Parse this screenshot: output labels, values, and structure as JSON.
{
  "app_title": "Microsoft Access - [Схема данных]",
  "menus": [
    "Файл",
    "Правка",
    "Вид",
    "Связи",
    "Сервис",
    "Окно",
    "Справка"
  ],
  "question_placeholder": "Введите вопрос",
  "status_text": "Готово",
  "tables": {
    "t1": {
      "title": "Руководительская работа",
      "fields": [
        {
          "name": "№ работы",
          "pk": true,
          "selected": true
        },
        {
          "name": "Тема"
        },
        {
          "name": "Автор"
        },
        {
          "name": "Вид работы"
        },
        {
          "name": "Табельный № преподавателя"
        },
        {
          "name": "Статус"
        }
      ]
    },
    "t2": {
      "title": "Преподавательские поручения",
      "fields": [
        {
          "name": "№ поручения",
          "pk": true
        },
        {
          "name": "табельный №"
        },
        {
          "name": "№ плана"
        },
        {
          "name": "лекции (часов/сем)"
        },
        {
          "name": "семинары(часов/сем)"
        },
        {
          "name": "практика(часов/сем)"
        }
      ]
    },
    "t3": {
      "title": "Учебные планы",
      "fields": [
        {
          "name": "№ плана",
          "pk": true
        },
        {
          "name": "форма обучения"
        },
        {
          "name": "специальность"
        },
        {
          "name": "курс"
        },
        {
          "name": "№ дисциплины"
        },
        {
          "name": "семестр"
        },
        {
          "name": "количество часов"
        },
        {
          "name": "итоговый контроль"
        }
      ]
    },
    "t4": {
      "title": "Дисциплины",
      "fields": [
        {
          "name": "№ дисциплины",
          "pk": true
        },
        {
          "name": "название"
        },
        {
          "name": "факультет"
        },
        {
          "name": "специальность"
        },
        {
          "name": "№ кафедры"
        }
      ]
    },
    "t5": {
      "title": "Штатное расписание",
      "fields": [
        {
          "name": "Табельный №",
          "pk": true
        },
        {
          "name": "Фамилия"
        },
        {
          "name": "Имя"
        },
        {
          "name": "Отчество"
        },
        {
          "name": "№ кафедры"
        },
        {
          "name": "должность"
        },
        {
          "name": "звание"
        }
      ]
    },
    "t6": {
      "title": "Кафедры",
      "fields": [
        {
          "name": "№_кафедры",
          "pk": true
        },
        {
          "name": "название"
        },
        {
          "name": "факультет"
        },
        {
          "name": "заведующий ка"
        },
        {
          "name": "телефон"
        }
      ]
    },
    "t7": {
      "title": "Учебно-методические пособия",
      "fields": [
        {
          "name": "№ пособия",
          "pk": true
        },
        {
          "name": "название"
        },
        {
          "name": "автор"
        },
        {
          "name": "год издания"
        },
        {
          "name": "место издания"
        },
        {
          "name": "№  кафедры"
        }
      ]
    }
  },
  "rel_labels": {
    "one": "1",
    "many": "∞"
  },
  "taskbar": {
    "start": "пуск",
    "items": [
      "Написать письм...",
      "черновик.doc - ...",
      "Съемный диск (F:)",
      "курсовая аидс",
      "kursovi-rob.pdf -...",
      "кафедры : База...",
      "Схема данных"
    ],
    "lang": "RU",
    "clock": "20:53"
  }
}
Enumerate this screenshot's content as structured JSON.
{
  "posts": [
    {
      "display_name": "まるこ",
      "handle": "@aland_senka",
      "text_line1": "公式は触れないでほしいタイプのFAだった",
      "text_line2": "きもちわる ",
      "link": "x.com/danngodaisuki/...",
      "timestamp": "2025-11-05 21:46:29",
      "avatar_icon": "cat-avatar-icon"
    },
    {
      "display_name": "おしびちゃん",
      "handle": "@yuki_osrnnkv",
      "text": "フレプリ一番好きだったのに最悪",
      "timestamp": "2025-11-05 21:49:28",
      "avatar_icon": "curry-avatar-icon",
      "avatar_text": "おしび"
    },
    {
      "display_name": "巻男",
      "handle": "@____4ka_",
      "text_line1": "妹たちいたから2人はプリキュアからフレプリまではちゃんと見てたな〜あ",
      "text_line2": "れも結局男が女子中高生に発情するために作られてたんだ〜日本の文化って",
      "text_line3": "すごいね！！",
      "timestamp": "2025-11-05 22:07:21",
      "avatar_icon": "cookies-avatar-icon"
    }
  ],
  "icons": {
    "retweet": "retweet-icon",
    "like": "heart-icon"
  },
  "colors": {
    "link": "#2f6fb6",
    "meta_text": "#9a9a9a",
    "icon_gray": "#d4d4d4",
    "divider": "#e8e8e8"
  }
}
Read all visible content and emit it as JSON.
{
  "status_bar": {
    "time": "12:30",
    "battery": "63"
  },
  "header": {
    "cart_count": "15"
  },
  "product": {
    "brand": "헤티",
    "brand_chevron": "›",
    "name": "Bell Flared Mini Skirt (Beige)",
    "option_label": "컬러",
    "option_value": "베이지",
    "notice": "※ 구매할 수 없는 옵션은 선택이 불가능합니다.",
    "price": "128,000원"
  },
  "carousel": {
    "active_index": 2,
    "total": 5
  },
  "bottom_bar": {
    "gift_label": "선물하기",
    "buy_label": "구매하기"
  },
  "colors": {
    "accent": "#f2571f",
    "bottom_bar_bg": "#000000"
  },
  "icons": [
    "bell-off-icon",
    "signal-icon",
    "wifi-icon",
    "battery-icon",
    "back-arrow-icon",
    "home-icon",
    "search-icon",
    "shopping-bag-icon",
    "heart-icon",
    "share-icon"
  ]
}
★ ★ ★ ★ ★
All of the entries must be quoted exactly; please include each one.

▶ [Result of this exercise]:
Parse this screenshot: output labels, values, and structure as JSON.
{
  "app_title": "Microsoft Access - [Схема данных]",
  "menus": [
    "Файл",
    "Правка",
    "Вид",
    "Связи",
    "Сервис",
    "Окно",
    "Справка"
  ],
  "question_placeholder": "Введите вопрос",
  "status_text": "Готово",
  "tables": {
    "t1": {
      "title": "Руководительская работа",
      "fields": [
        {
          "name": "№ работы",
          "pk": true,
          "selected": true
        },
        {
          "name": "Тема"
        },
        {
          "name": "Автор"
        },
        {
          "name": "Вид работы"
        },
        {
          "name": "Табельный № преподавателя"
        },
        {
          "name": "Статус"
        }
      ]
    },
    "t2": {
      "title": "Преподавательские поручения",
      "fields": [
        {
          "name": "№ поручения",
          "pk": true
        },
        {
          "name": "табельный №"
        },
        {
          "name": "№ плана"
        },
        {
          "name": "лекции (часов/сем)"
        },
        {
          "name": "семинары(часов/сем)"
        },
        {
          "name": "практика(часов/сем)"
        }
      ]
    },
    "t3": {
      "title": "Учебные планы",
      "fields": [
        {
          "name": "№ плана",
          "pk": true
        },
        {
          "name": "форма обучения"
        },
        {
          "name": "специальность"
        },
        {
          "name": "курс"
        },
        {
          "name": "№ дисциплины"
        },
        {
          "name": "семестр"
        },
        {
          "name": "количество часов"
        },
        {
          "name": "итоговый контроль"
        }
      ]
    },
    "t4": {
      "title": "Дисциплины",
      "fields": [
        {
          "name": "№ дисциплины",
          "pk": true
        },
        {
          "name": "название"
        },
        {
          "name": "факультет"
        },
        {
          "name": "специальность"
        },
        {
          "name": "№ кафедры"
        }
      ]
    },
    "t5": {
      "title": "Штатное расписание",
      "fields": [
        {
          "name": "Табельный №",
          "pk": true
        },
        {
          "name": "Фамилия"
        },
        {
          "name": "Имя"
        },
        {
          "name": "Отчество"
        },
        {
          "name": "№ кафедры"
        },
        {
          "name": "должность"
        },
        {
          "name": "звание"
        }
      ]
    },
    "t6": {
      "title": "Кафедры",
      "fields": [
        {
          "name": "№_кафедры",
          "pk": true
        },
        {
          "name": "название"
        },
        {
          "name": "факультет"
        },
        {
          "name": "заведующий ка"
        },
        {
          "name": "телефон"
        }
      ]
    },
    "t7": {
      "title": "Учебно-методические пособия",
      "fields": [
        {
          "name": "№ пособия",
          "pk": true
        },
        {
          "name": "название"
        },
        {
          "name": "автор"
        },
        {
          "name": "год издания"
        },
        {
          "name": "место издания"
        },
        {
          "name": "№  кафедры"
        }
      ]
    }
  },
  "rel_labels": {
    "one": "1",
    "many": "∞"
  },
  "taskbar": {
    "start": "пуск",
    "items": [
      "Написать письм...",
      "черновик.doc - ...",
      "Съемный диск (F:)",
      "курсовая аидс",
      "kursovi-rob.pdf -...",
      "кафедры : База...",
      "Схема данных"
    ],
    "lang": "RU",
    "clock": "20:53"
  }
}
Enumerate this screenshot's content as structured JSON.
{
  "posts": [
    {
      "display_name": "まるこ",
      "handle": "@aland_senka",
      "text_line1": "公式は触れないでほしいタイプのFAだった",
      "text_line2": "きもちわる ",
      "link": "x.com/danngodaisuki/...",
      "timestamp": "2025-11-05 21:46:29",
      "avatar_icon": "cat-avatar-icon"
    },
    {
      "display_name": "おしびちゃん",
      "handle": "@yuki_osrnnkv",
      "text": "フレプリ一番好きだったのに最悪",
      "timestamp": "2025-11-05 21:49:28",
      "avatar_icon": "curry-avatar-icon",
      "avatar_text": "おしび"
    },
    {
      "display_name": "巻男",
      "handle": "@____4ka_",
      "text_line1": "妹たちいたから2人はプリキュアからフレプリまではちゃんと見てたな〜あ",
      "text_line2": "れも結局男が女子中高生に発情するために作られてたんだ〜日本の文化って",
      "text_line3": "すごいね！！",
      "timestamp": "2025-11-05 22:07:21",
      "avatar_icon": "cookies-avatar-icon"
    }
  ],
  "icons": {
    "retweet": "retweet-icon",
    "like": "heart-icon"
  },
  "colors": {
    "link": "#2f6fb6",
    "meta_text": "#9a9a9a",
    "icon_gray": "#d4d4d4",
    "divider": "#e8e8e8"
  }
}
Read all visible content and emit it as JSON.
{
  "status_bar": {
    "time": "12:30",
    "battery": "63"
  },
  "header": {
    "cart_count": "15"
  },
  "product": {
    "brand": "헤티",
    "brand_chevron": "›",
    "name": "Bell Flared Mini Skirt (Beige)",
    "option_label": "컬러",
    "option_value": "베이지",
    "notice": "※ 구매할 수 없는 옵션은 선택이 불가능합니다.",
    "price": "128,000원"
  },
  "carousel": {
    "active_index": 2,
    "total": 5
  },
  "bottom_bar": {
    "gift_label": "선물하기",
    "buy_label": "구매하기"
  },
  "colors": {
    "accent": "#f2571f",
    "bottom_bar_bg": "#000000"
  },
  "icons": [
    "bell-off-icon",
    "signal-icon",
    "wifi-icon",
    "battery-icon",
    "back-arrow-icon",
    "home-icon",
    "search-icon",
    "shopping-bag-icon",
    "heart-icon",
    "share-icon"
  ]
}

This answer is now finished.